**TASK TO COMPLETE**
Copy out the lines below with no changes.

(Layout element entries)
────

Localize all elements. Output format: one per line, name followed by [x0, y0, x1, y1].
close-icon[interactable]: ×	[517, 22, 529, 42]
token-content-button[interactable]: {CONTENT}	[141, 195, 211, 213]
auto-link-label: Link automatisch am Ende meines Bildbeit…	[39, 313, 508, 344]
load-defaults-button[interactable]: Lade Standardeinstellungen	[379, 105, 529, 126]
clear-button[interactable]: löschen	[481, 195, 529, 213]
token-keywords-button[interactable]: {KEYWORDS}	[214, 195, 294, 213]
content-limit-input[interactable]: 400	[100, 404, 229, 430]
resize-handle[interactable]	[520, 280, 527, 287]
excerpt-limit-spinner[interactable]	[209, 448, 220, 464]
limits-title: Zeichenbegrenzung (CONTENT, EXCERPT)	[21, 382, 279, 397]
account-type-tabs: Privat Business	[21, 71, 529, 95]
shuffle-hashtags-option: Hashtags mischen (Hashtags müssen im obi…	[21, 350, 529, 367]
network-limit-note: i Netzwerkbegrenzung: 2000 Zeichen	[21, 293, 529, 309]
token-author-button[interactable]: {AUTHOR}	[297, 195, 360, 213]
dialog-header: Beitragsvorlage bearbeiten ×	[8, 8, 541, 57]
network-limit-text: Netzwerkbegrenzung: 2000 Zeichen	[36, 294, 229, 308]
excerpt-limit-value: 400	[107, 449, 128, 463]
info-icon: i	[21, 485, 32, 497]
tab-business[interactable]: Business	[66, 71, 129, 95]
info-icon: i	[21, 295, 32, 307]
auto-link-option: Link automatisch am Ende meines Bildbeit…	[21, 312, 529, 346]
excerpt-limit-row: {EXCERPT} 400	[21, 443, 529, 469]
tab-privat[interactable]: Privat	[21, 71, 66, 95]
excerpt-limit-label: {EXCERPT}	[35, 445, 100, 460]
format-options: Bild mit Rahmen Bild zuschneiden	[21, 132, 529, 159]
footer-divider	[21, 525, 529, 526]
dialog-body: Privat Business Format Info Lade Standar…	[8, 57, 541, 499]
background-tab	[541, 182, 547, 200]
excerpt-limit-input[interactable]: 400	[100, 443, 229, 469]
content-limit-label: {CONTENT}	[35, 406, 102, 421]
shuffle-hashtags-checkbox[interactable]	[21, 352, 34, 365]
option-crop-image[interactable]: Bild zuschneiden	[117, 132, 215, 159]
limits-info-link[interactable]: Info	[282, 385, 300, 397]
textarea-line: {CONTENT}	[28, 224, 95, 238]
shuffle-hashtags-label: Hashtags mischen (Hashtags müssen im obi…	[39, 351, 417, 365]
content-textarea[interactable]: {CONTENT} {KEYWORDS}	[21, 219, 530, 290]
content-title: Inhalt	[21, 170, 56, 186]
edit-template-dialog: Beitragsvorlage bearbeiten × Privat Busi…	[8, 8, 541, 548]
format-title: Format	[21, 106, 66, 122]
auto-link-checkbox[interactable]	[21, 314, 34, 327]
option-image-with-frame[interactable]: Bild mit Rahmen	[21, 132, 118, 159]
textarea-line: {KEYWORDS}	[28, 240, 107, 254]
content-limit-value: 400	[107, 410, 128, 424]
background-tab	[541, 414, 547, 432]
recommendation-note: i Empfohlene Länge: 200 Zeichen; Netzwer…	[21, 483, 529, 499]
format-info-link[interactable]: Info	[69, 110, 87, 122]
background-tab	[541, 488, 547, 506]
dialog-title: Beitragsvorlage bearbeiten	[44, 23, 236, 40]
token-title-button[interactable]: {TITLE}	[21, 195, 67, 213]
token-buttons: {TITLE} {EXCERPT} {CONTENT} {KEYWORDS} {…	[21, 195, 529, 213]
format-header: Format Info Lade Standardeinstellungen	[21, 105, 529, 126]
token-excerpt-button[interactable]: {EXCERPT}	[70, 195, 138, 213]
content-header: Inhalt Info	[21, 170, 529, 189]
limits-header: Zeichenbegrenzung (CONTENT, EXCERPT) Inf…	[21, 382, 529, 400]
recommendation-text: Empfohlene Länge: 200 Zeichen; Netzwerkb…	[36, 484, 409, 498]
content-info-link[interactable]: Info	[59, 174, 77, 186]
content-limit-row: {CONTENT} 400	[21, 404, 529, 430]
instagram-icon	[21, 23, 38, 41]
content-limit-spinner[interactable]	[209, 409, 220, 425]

────

**FINISHED TASK**
Localize all elements. Output format: one per line, name followed by [x0, y0, x1, y1].
close-icon[interactable]: ×	[517, 22, 529, 42]
token-content-button[interactable]: {CONTENT}	[141, 195, 211, 213]
auto-link-label: Link automatisch am Ende meines Bildbeit…	[39, 313, 508, 344]
load-defaults-button[interactable]: Lade Standardeinstellungen	[379, 105, 529, 126]
clear-button[interactable]: löschen	[481, 195, 529, 213]
token-keywords-button[interactable]: {KEYWORDS}	[214, 195, 294, 213]
content-limit-input[interactable]: 400	[100, 404, 229, 430]
resize-handle[interactable]	[520, 280, 527, 287]
excerpt-limit-spinner[interactable]	[209, 448, 220, 464]
limits-title: Zeichenbegrenzung (CONTENT, EXCERPT)	[21, 382, 279, 397]
account-type-tabs: Privat Business	[21, 71, 529, 95]
shuffle-hashtags-option: Hashtags mischen (Hashtags müssen im obi…	[21, 350, 529, 367]
network-limit-note: i Netzwerkbegrenzung: 2000 Zeichen	[21, 293, 529, 309]
token-author-button[interactable]: {AUTHOR}	[297, 195, 360, 213]
dialog-header: Beitragsvorlage bearbeiten ×	[8, 8, 541, 57]
network-limit-text: Netzwerkbegrenzung: 2000 Zeichen	[36, 294, 229, 308]
excerpt-limit-value: 400	[107, 449, 128, 463]
info-icon: i	[21, 485, 32, 497]
tab-business[interactable]: Business	[66, 71, 129, 95]
info-icon: i	[21, 295, 32, 307]
auto-link-option: Link automatisch am Ende meines Bildbeit…	[21, 312, 529, 346]
excerpt-limit-row: {EXCERPT} 400	[21, 443, 529, 469]
tab-privat[interactable]: Privat	[21, 71, 66, 95]
excerpt-limit-label: {EXCERPT}	[35, 445, 100, 460]
format-options: Bild mit Rahmen Bild zuschneiden	[21, 132, 529, 159]
footer-divider	[21, 525, 529, 526]
dialog-body: Privat Business Format Info Lade Standar…	[8, 57, 541, 499]
background-tab	[541, 182, 547, 200]
excerpt-limit-input[interactable]: 400	[100, 443, 229, 469]
content-limit-label: {CONTENT}	[35, 406, 102, 421]
shuffle-hashtags-checkbox[interactable]	[21, 352, 34, 365]
option-crop-image[interactable]: Bild zuschneiden	[117, 132, 215, 159]
limits-info-link[interactable]: Info	[282, 385, 300, 397]
textarea-line: {CONTENT}	[28, 224, 95, 238]
shuffle-hashtags-label: Hashtags mischen (Hashtags müssen im obi…	[39, 351, 417, 365]
content-textarea[interactable]: {CONTENT} {KEYWORDS}	[21, 219, 530, 290]
content-title: Inhalt	[21, 170, 56, 186]
edit-template-dialog: Beitragsvorlage bearbeiten × Privat Busi…	[8, 8, 541, 548]
format-title: Format	[21, 106, 66, 122]
auto-link-checkbox[interactable]	[21, 314, 34, 327]
option-image-with-frame[interactable]: Bild mit Rahmen	[21, 132, 118, 159]
textarea-line: {KEYWORDS}	[28, 240, 107, 254]
content-limit-value: 400	[107, 410, 128, 424]
background-tab	[541, 414, 547, 432]
recommendation-note: i Empfohlene Länge: 200 Zeichen; Netzwer…	[21, 483, 529, 499]
format-info-link[interactable]: Info	[69, 110, 87, 122]
background-tab	[541, 488, 547, 506]
dialog-title: Beitragsvorlage bearbeiten	[44, 23, 236, 40]
token-title-button[interactable]: {TITLE}	[21, 195, 67, 213]
token-buttons: {TITLE} {EXCERPT} {CONTENT} {KEYWORDS} {…	[21, 195, 529, 213]
format-header: Format Info Lade Standardeinstellungen	[21, 105, 529, 126]
token-excerpt-button[interactable]: {EXCERPT}	[70, 195, 138, 213]
content-header: Inhalt Info	[21, 170, 529, 189]
limits-header: Zeichenbegrenzung (CONTENT, EXCERPT) Inf…	[21, 382, 529, 400]
recommendation-text: Empfohlene Länge: 200 Zeichen; Netzwerkb…	[36, 484, 409, 498]
content-info-link[interactable]: Info	[59, 174, 77, 186]
content-limit-row: {CONTENT} 400	[21, 404, 529, 430]
instagram-icon	[21, 23, 38, 41]
content-limit-spinner[interactable]	[209, 409, 220, 425]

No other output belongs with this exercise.